- _What to produce_: Your task is to print all of the material verbatim.

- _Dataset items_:
┌──

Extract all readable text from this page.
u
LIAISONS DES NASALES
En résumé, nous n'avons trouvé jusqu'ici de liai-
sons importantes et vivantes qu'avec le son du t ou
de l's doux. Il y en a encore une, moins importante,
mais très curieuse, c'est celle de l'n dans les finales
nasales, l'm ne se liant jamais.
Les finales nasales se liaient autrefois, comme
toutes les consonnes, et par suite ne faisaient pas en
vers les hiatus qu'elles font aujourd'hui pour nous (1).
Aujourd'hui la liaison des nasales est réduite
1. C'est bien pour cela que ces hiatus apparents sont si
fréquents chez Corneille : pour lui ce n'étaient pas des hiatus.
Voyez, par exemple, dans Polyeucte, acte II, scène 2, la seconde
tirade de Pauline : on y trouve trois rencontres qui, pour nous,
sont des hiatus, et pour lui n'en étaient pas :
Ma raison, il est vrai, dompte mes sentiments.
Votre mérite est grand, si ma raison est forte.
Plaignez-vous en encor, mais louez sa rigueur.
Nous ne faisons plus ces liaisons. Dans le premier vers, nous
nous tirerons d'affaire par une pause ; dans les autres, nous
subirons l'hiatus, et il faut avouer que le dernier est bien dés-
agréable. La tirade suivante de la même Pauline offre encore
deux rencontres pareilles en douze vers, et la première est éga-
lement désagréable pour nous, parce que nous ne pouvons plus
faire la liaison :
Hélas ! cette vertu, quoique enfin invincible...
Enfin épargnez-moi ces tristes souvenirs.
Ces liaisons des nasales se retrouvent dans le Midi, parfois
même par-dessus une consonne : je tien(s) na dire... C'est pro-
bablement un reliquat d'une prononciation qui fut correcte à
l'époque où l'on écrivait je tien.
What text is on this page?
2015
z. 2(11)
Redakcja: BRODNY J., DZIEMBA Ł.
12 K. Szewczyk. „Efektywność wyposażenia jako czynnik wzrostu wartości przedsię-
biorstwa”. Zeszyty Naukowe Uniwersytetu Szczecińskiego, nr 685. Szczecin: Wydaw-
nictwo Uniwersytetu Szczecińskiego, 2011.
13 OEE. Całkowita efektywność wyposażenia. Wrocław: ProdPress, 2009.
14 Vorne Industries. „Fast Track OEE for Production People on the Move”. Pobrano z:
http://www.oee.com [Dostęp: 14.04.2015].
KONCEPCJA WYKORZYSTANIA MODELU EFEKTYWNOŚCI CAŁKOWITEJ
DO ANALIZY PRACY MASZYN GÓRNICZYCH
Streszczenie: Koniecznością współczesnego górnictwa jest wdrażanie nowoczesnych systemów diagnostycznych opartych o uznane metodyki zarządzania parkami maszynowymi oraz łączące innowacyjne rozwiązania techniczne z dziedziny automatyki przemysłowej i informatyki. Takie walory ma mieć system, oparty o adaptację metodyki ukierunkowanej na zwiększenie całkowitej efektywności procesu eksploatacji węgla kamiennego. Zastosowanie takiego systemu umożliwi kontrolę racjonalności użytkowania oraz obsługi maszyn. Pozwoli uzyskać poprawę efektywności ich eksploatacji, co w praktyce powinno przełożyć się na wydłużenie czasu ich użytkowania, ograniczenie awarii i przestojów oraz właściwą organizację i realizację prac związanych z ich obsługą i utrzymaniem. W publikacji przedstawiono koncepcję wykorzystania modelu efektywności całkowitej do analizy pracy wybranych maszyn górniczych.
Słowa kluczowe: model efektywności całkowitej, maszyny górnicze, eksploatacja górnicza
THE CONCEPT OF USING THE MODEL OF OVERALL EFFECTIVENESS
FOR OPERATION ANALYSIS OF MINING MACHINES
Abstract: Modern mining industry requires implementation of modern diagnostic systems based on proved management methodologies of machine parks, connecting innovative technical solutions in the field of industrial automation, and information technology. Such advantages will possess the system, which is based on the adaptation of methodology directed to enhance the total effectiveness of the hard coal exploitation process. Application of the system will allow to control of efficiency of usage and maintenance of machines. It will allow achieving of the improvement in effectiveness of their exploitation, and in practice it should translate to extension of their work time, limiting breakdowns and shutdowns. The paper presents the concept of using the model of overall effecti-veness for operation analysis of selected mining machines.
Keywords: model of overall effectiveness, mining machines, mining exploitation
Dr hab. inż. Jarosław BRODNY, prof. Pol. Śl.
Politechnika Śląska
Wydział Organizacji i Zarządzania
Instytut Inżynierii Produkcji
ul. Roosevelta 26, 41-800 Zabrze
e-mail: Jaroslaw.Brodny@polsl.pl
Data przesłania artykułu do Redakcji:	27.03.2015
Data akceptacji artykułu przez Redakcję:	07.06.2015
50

└──

- _Reply to the task_:
Extract all readable text from this page.
u
LIAISONS DES NASALES
En résumé, nous n'avons trouvé jusqu'ici de liai-
sons importantes et vivantes qu'avec le son du t ou
de l's doux. Il y en a encore une, moins importante,
mais très curieuse, c'est celle de l'n dans les finales
nasales, l'm ne se liant jamais.
Les finales nasales se liaient autrefois, comme
toutes les consonnes, et par suite ne faisaient pas en
vers les hiatus qu'elles font aujourd'hui pour nous (1).
Aujourd'hui la liaison des nasales est réduite
1. C'est bien pour cela que ces hiatus apparents sont si
fréquents chez Corneille : pour lui ce n'étaient pas des hiatus.
Voyez, par exemple, dans Polyeucte, acte II, scène 2, la seconde
tirade de Pauline : on y trouve trois rencontres qui, pour nous,
sont des hiatus, et pour lui n'en étaient pas :
Ma raison, il est vrai, dompte mes sentiments.
Votre mérite est grand, si ma raison est forte.
Plaignez-vous en encor, mais louez sa rigueur.
Nous ne faisons plus ces liaisons. Dans le premier vers, nous
nous tirerons d'affaire par une pause ; dans les autres, nous
subirons l'hiatus, et il faut avouer que le dernier est bien dés-
agréable. La tirade suivante de la même Pauline offre encore
deux rencontres pareilles en douze vers, et la première est éga-
lement désagréable pour nous, parce que nous ne pouvons plus
faire la liaison :
Hélas ! cette vertu, quoique enfin invincible...
Enfin épargnez-moi ces tristes souvenirs.
Ces liaisons des nasales se retrouvent dans le Midi, parfois
même par-dessus une consonne : je tien(s) na dire... C'est pro-
bablement un reliquat d'une prononciation qui fut correcte à
l'époque où l'on écrivait je tien.
What text is on this page?
2015
z. 2(11)
Redakcja: BRODNY J., DZIEMBA Ł.
12 K. Szewczyk. „Efektywność wyposażenia jako czynnik wzrostu wartości przedsię-
biorstwa”. Zeszyty Naukowe Uniwersytetu Szczecińskiego, nr 685. Szczecin: Wydaw-
nictwo Uniwersytetu Szczecińskiego, 2011.
13 OEE. Całkowita efektywność wyposażenia. Wrocław: ProdPress, 2009.
14 Vorne Industries. „Fast Track OEE for Production People on the Move”. Pobrano z:
http://www.oee.com [Dostęp: 14.04.2015].
KONCEPCJA WYKORZYSTANIA MODELU EFEKTYWNOŚCI CAŁKOWITEJ
DO ANALIZY PRACY MASZYN GÓRNICZYCH
Streszczenie: Koniecznością współczesnego górnictwa jest wdrażanie nowoczesnych systemów diagnostycznych opartych o uznane metodyki zarządzania parkami maszynowymi oraz łączące innowacyjne rozwiązania techniczne z dziedziny automatyki przemysłowej i informatyki. Takie walory ma mieć system, oparty o adaptację metodyki ukierunkowanej na zwiększenie całkowitej efektywności procesu eksploatacji węgla kamiennego. Zastosowanie takiego systemu umożliwi kontrolę racjonalności użytkowania oraz obsługi maszyn. Pozwoli uzyskać poprawę efektywności ich eksploatacji, co w praktyce powinno przełożyć się na wydłużenie czasu ich użytkowania, ograniczenie awarii i przestojów oraz właściwą organizację i realizację prac związanych z ich obsługą i utrzymaniem. W publikacji przedstawiono koncepcję wykorzystania modelu efektywności całkowitej do analizy pracy wybranych maszyn górniczych.
Słowa kluczowe: model efektywności całkowitej, maszyny górnicze, eksploatacja górnicza
THE CONCEPT OF USING THE MODEL OF OVERALL EFFECTIVENESS
FOR OPERATION ANALYSIS OF MINING MACHINES
Abstract: Modern mining industry requires implementation of modern diagnostic systems based on proved management methodologies of machine parks, connecting innovative technical solutions in the field of industrial automation, and information technology. Such advantages will possess the system, which is based on the adaptation of methodology directed to enhance the total effectiveness of the hard coal exploitation process. Application of the system will allow to control of efficiency of usage and maintenance of machines. It will allow achieving of the improvement in effectiveness of their exploitation, and in practice it should translate to extension of their work time, limiting breakdowns and shutdowns. The paper presents the concept of using the model of overall effecti-veness for operation analysis of selected mining machines.
Keywords: model of overall effectiveness, mining machines, mining exploitation
Dr hab. inż. Jarosław BRODNY, prof. Pol. Śl.
Politechnika Śląska
Wydział Organizacji i Zarządzania
Instytut Inżynierii Produkcji
ul. Roosevelta 26, 41-800 Zabrze
e-mail: Jaroslaw.Brodny@polsl.pl
Data przesłania artykułu do Redakcji:	27.03.2015
Data akceptacji artykułu przez Redakcję:	07.06.2015
50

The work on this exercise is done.